→ **Record extracts**:

┏━━

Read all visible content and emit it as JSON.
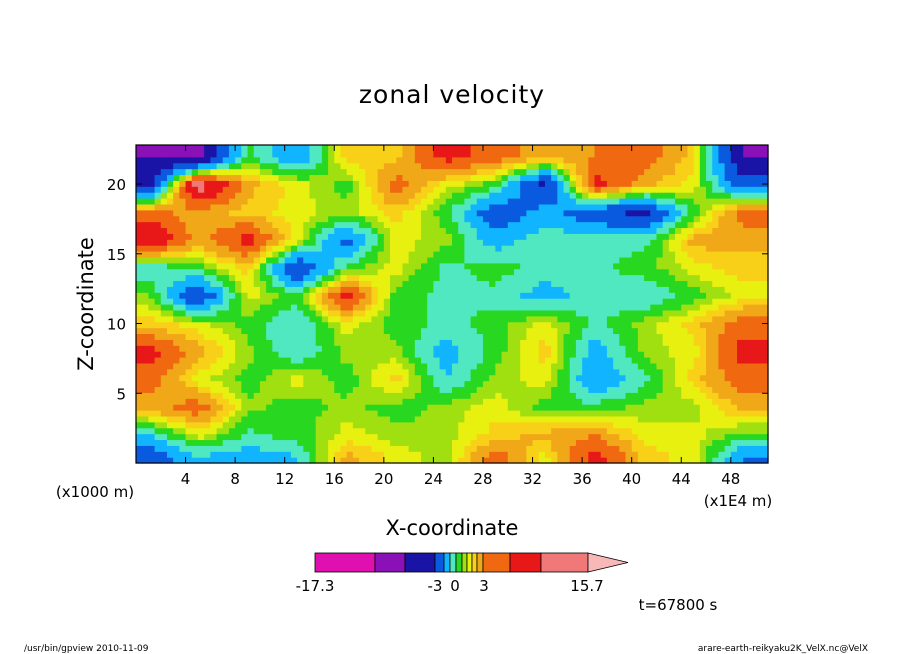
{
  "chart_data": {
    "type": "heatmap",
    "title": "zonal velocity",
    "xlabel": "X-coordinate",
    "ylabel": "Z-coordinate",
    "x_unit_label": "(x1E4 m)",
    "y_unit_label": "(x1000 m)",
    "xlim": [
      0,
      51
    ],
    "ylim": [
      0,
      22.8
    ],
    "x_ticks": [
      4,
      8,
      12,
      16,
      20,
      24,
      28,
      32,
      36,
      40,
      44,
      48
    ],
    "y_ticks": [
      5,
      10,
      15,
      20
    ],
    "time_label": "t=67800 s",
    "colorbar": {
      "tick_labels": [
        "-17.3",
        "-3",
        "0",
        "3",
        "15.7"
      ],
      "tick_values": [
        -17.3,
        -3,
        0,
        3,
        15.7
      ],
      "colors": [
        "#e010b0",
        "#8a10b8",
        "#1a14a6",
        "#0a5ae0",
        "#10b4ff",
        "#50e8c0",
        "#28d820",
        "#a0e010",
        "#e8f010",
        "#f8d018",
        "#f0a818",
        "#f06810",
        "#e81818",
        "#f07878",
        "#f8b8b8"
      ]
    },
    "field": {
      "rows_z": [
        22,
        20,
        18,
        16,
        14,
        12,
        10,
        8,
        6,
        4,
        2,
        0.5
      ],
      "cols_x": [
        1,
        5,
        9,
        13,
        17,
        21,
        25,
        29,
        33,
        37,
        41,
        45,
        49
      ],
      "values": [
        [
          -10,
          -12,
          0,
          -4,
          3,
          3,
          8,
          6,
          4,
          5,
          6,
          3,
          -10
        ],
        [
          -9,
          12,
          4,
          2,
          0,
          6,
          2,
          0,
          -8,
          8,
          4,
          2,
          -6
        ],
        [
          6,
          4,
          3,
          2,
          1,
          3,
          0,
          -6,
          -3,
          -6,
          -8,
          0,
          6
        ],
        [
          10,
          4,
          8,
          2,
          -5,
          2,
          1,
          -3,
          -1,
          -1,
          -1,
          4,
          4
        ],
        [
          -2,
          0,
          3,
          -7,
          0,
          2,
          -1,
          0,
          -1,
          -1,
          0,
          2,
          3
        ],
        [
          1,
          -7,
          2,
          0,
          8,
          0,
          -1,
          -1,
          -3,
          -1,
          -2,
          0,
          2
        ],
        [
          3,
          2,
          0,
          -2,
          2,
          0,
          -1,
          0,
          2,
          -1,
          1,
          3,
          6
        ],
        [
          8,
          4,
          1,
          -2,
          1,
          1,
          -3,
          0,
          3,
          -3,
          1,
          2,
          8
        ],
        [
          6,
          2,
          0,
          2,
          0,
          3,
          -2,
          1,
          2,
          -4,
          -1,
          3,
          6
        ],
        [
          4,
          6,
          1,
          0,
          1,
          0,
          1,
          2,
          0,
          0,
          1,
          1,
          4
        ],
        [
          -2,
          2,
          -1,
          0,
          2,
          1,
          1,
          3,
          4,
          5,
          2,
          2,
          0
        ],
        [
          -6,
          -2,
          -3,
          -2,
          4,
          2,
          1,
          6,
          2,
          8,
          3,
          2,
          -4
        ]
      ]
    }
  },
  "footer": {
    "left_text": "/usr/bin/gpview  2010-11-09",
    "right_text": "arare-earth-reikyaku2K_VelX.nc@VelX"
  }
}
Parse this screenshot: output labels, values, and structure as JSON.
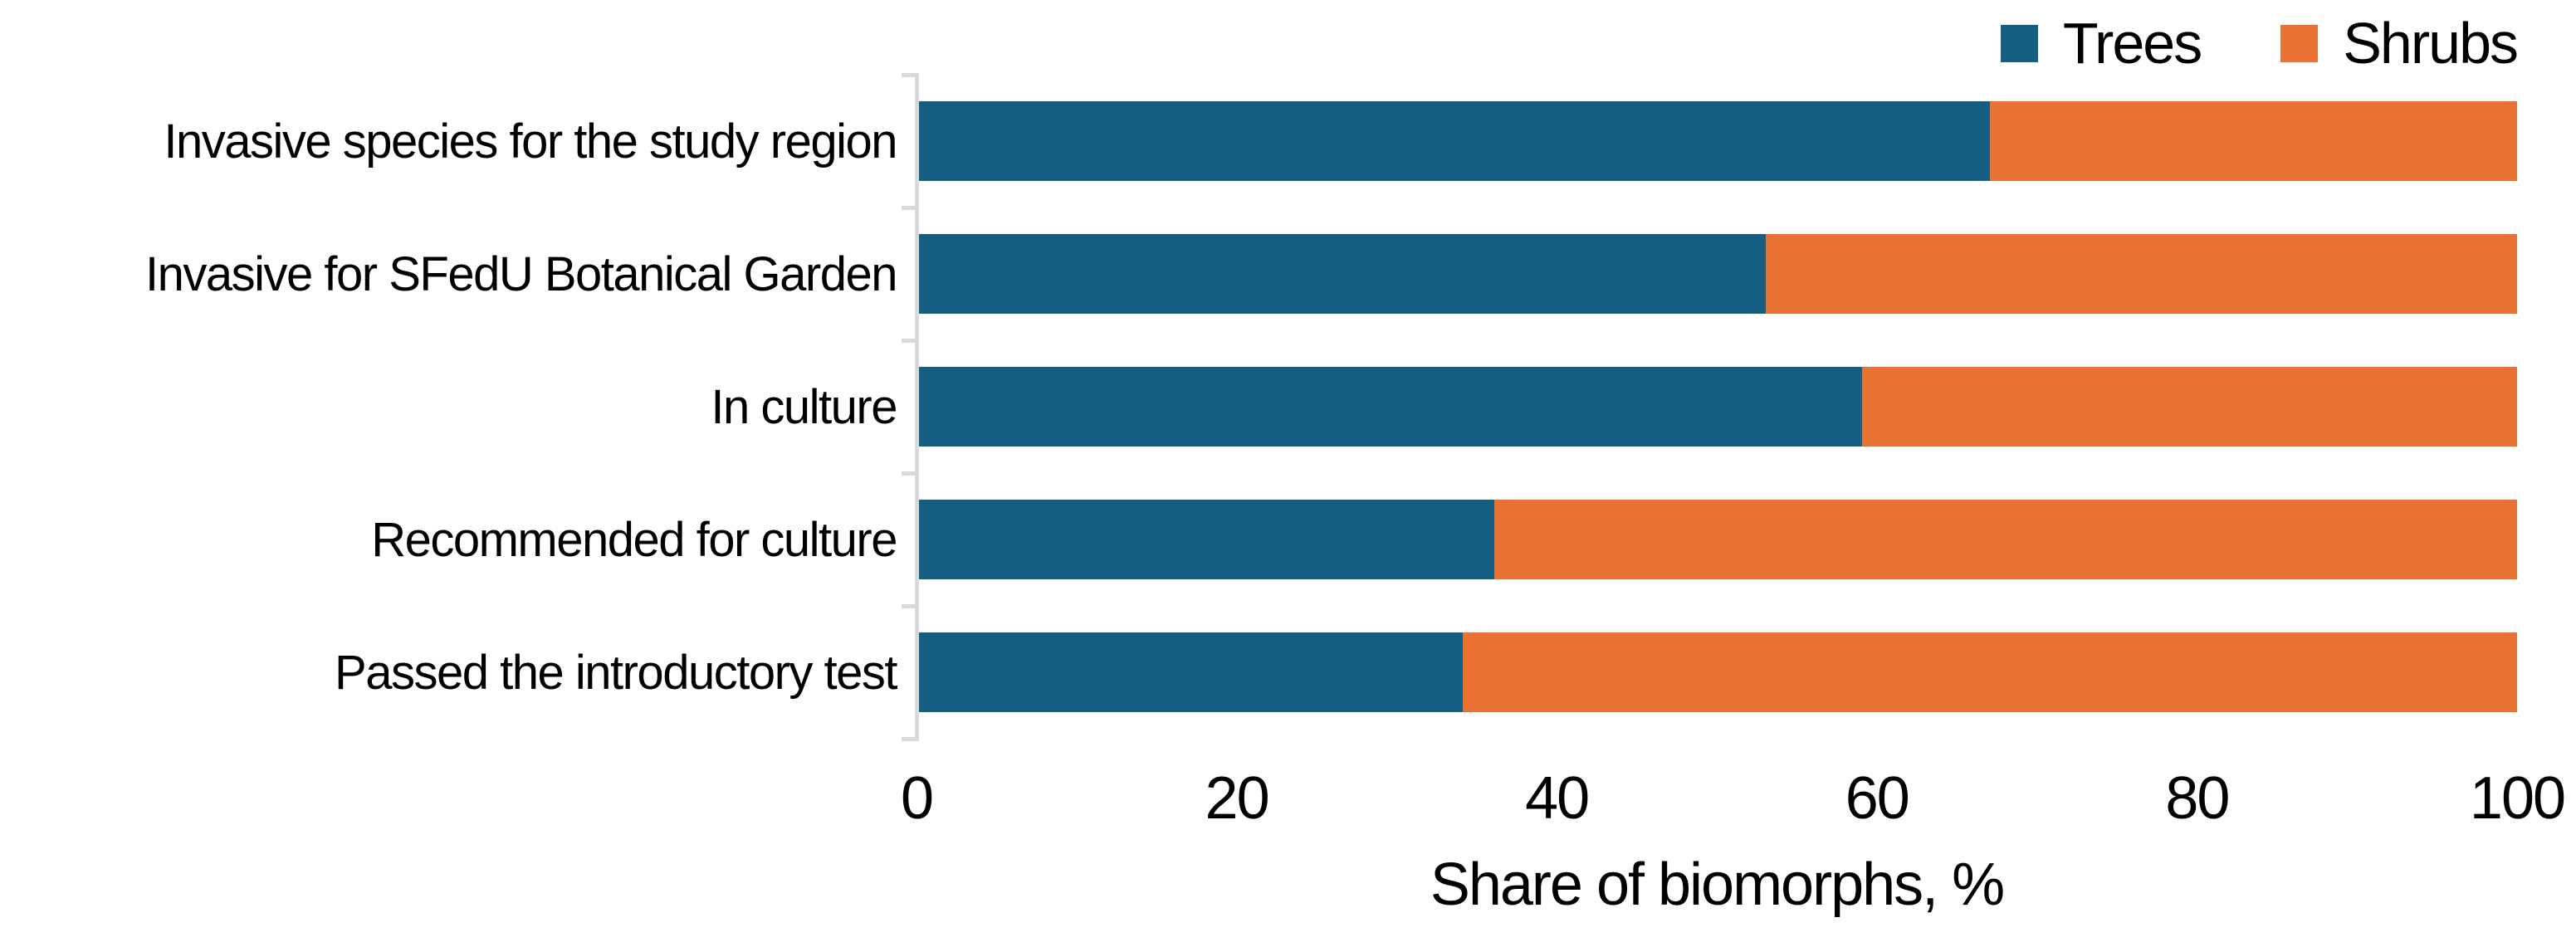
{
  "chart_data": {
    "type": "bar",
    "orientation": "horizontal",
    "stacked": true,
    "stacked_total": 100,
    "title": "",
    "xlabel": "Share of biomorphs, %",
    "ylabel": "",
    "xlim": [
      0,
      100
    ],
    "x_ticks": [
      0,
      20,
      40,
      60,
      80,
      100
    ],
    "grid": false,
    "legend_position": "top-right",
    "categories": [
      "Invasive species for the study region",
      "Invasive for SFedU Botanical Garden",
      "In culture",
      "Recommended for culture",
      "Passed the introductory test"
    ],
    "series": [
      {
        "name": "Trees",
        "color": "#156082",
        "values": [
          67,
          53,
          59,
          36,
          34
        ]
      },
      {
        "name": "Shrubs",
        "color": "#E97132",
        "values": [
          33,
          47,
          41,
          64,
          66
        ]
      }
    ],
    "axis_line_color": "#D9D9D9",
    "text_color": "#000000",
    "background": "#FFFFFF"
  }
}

┗━━

Do not include pictures. Copy only the lines running from the line with "Parse this screenshot: output" through the last line of the records, exactly as they appear.

Parse this screenshot: output labels, values, and structure as JSON.
{
  "chart_data": {
    "type": "bar",
    "orientation": "horizontal",
    "stacked": true,
    "stacked_total": 100,
    "title": "",
    "xlabel": "Share of biomorphs, %",
    "ylabel": "",
    "xlim": [
      0,
      100
    ],
    "x_ticks": [
      0,
      20,
      40,
      60,
      80,
      100
    ],
    "grid": false,
    "legend_position": "top-right",
    "categories": [
      "Invasive species for the study region",
      "Invasive for SFedU Botanical Garden",
      "In culture",
      "Recommended for culture",
      "Passed the introductory test"
    ],
    "series": [
      {
        "name": "Trees",
        "color": "#156082",
        "values": [
          67,
          53,
          59,
          36,
          34
        ]
      },
      {
        "name": "Shrubs",
        "color": "#E97132",
        "values": [
          33,
          47,
          41,
          64,
          66
        ]
      }
    ],
    "axis_line_color": "#D9D9D9",
    "text_color": "#000000",
    "background": "#FFFFFF"
  }
}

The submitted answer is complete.